● THE PROBLEM
Can you arrange the lines starting at the one containing "adx-legend[interactable]: ADX (14, 14)" and ending at the one containing "222, 347, 249]" as a JSON list of strings, one string per line and blank lines left out?
* * * * * * * * *
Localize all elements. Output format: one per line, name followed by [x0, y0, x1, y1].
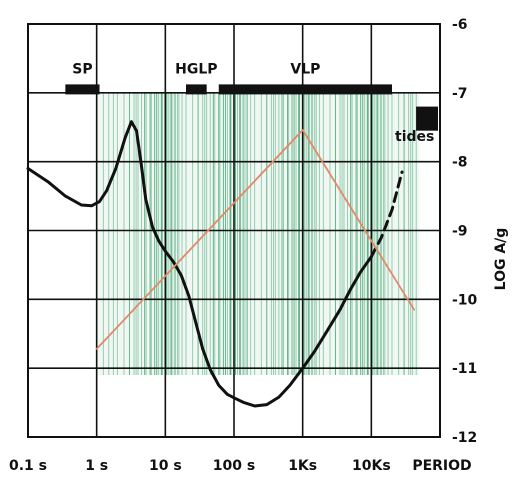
y-axis-title: LOG A/g [493, 228, 509, 291]
series-group [26, 120, 416, 408]
shaded-region-group [96, 92, 420, 376]
annotations-group: tides [395, 106, 438, 145]
band-label: VLP [290, 61, 320, 77]
bands-group: SP HGLP VLP [65, 61, 393, 95]
x-tick-label: 0.1 s [9, 458, 47, 474]
x-tick-label: 10Ks [352, 458, 391, 474]
band-label: SP [72, 61, 92, 77]
x-tick-label: 100 s [213, 458, 255, 474]
x-axis-title: PERIOD [412, 458, 471, 474]
tides-marker [416, 106, 438, 131]
y-tick-label: -8 [452, 155, 468, 171]
x-tick-label: 1 s [85, 458, 108, 474]
band-bar [218, 84, 393, 95]
x-tick-label: 10 s [149, 458, 182, 474]
band-label: HGLP [175, 61, 217, 77]
tides-label: tides [395, 129, 434, 145]
y-tick-label: -9 [452, 224, 468, 240]
y-tick-label: -11 [452, 361, 477, 377]
series-line-1 [369, 170, 404, 259]
y-tick-label: -6 [452, 17, 468, 33]
y-tick-label: -10 [452, 292, 478, 308]
y-tick-label: -7 [452, 86, 468, 102]
band-bar [186, 84, 207, 95]
x-tick-label: 1Ks [288, 458, 317, 474]
band-bar [65, 84, 100, 95]
tick-labels-group: 0.1 s 1 s 10 s 100 s 1Ks 10Ks -6 -7 -8 -9 -10 -11 -1… [9, 17, 478, 474]
series-line-2 [95, 129, 416, 350]
plot-frame [27, 23, 441, 438]
series-line-0 [26, 120, 373, 408]
y-tick-label: -12 [452, 430, 477, 446]
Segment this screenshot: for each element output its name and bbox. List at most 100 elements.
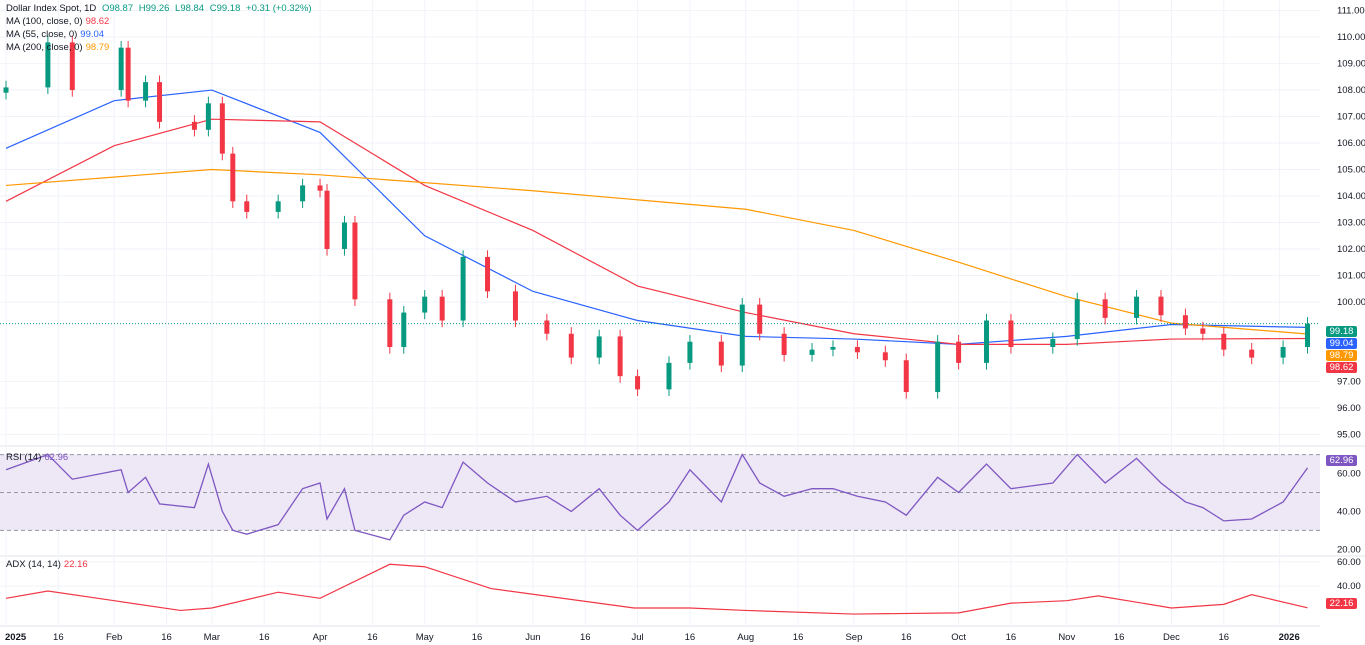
adx-legend[interactable]: ADX (14, 14) 22.16	[6, 559, 91, 570]
rsi-value: 62.96	[44, 452, 69, 463]
price-tick-label: 109.00	[1337, 59, 1365, 70]
price-tick-label: 107.00	[1337, 112, 1365, 123]
candle-body	[512, 291, 518, 321]
time-tick-label: 16	[161, 632, 172, 643]
ohlc-change: +0.31 (+0.32%)	[246, 3, 312, 14]
adx-label: ADX (14, 14)	[6, 559, 61, 570]
candle-body	[341, 222, 347, 249]
candle-body	[1134, 296, 1140, 318]
price-tick-label: 97.00	[1337, 376, 1361, 387]
price-tick-label: 100.00	[1337, 297, 1365, 308]
candle-body	[1182, 315, 1188, 329]
time-tick-label: Nov	[1058, 632, 1075, 643]
candle-body	[903, 360, 909, 393]
candle-body	[401, 312, 407, 347]
candle-body	[387, 299, 393, 347]
price-tag-ma100: 98.62	[1326, 362, 1357, 373]
time-tick-label: Feb	[106, 632, 122, 643]
ma-line-200	[5, 168, 1308, 335]
ma-line-55	[5, 89, 1308, 345]
price-tick-label: 103.00	[1337, 218, 1365, 229]
candle-body	[718, 341, 724, 366]
time-tick-label: 16	[1114, 632, 1125, 643]
adx-value: 22.16	[63, 559, 88, 570]
candle-body	[3, 87, 9, 93]
time-tick-label: 16	[53, 632, 64, 643]
ohlc-close: C99.18	[209, 3, 241, 14]
adx-tick-label: 40.00	[1337, 581, 1361, 592]
candle-body	[1305, 323, 1311, 347]
candle-body	[1008, 320, 1014, 347]
candle-body	[882, 352, 888, 361]
ma100-legend[interactable]: MA (100, close, 0) 98.62	[6, 16, 112, 27]
symbol-name: Dollar Index Spot, 1D	[6, 3, 97, 14]
candle-body	[935, 341, 941, 393]
rsi-legend[interactable]: RSI (14) 62.96	[6, 452, 71, 463]
time-tick-label: 16	[259, 632, 270, 643]
candle-body	[596, 336, 602, 358]
candle-body	[1158, 296, 1164, 316]
candle-body	[244, 201, 250, 212]
time-tick-label: 2026	[1279, 632, 1300, 643]
candle-body	[666, 362, 672, 390]
price-tick-label: 110.00	[1337, 32, 1365, 43]
rsi-tick-label: 60.00	[1337, 469, 1361, 480]
candle-body	[352, 222, 358, 300]
candle-body	[568, 333, 574, 358]
candle-body	[809, 349, 815, 355]
candle-body	[635, 376, 641, 390]
time-tick-label: Jun	[525, 632, 540, 643]
candle-body	[1074, 299, 1080, 340]
price-tick-label: 95.00	[1337, 429, 1361, 440]
rsi-tag: 62.96	[1326, 455, 1357, 466]
candle-body	[1050, 339, 1056, 347]
ohlc-high: H99.26	[138, 3, 170, 14]
time-tick-label: Oct	[951, 632, 966, 643]
candle-body	[617, 336, 623, 377]
ma55-legend[interactable]: MA (55, close, 0) 99.04	[6, 29, 107, 40]
adx-line	[5, 563, 1308, 615]
candle-body	[300, 185, 306, 202]
candle-body	[143, 82, 149, 101]
symbol-legend: Dollar Index Spot, 1D O98.87 H99.26 L98.…	[6, 3, 315, 14]
candle-body	[275, 201, 281, 212]
time-tick-label: 16	[1006, 632, 1017, 643]
time-tick-label: 16	[793, 632, 804, 643]
price-tick-label: 96.00	[1337, 403, 1361, 414]
candle-body	[687, 341, 693, 363]
time-tick-label: Sep	[845, 632, 862, 643]
price-tag-ma200: 98.79	[1326, 350, 1357, 361]
candle-body	[69, 42, 75, 91]
time-tick-label: May	[416, 632, 434, 643]
time-tick-label: 16	[580, 632, 591, 643]
candle-body	[956, 341, 962, 363]
ma200-legend[interactable]: MA (200, close, 0) 98.79	[6, 42, 112, 53]
time-tick-label: 16	[1218, 632, 1229, 643]
candle-body	[439, 296, 445, 321]
time-tick-label: Jul	[631, 632, 643, 643]
ma200-value: 98.79	[85, 42, 110, 53]
ma100-value: 98.62	[85, 16, 110, 27]
candle-body	[485, 256, 491, 292]
time-tick-label: Aug	[737, 632, 754, 643]
candle-body	[1221, 333, 1227, 350]
candle-body	[422, 296, 428, 313]
price-tag-close: 99.18	[1326, 326, 1357, 337]
candle-body	[317, 185, 323, 191]
rsi-tick-label: 40.00	[1337, 506, 1361, 517]
time-tick-label: Apr	[313, 632, 328, 643]
price-tick-label: 104.00	[1337, 191, 1365, 202]
price-tick-label: 111.00	[1337, 6, 1365, 17]
candle-body	[219, 103, 225, 154]
candle-body	[460, 256, 466, 321]
candle-body	[125, 47, 131, 101]
ma55-value: 99.04	[80, 29, 105, 40]
price-tick-label: 105.00	[1337, 165, 1365, 176]
rsi-line	[5, 453, 1309, 541]
time-tick-label: Mar	[204, 632, 220, 643]
candle-body	[1102, 299, 1108, 318]
candle-body	[781, 333, 787, 355]
candle-body	[324, 190, 330, 249]
time-tick-label: 16	[685, 632, 696, 643]
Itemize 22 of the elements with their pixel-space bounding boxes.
* * * * * * * * *
● WORKED SOLUTION
[
  "adx-legend[interactable]: ADX (14, 14) 22.16\t[6, 559, 91, 570]",
  "rsi-value: 62.96\t[44, 452, 69, 463]",
  "price-tick-label: 109.00\t[1337, 59, 1365, 70]",
  "price-tick-label: 107.00\t[1337, 112, 1365, 123]",
  "candle-body\t[512, 291, 518, 321]",
  "time-tick-label: 16\t[161, 632, 172, 643]",
  "ohlc-change: +0.31 (+0.32%)\t[246, 3, 312, 14]",
  "adx-label: ADX (14, 14)\t[6, 559, 61, 570]",
  "candle-body\t[341, 222, 347, 249]"
]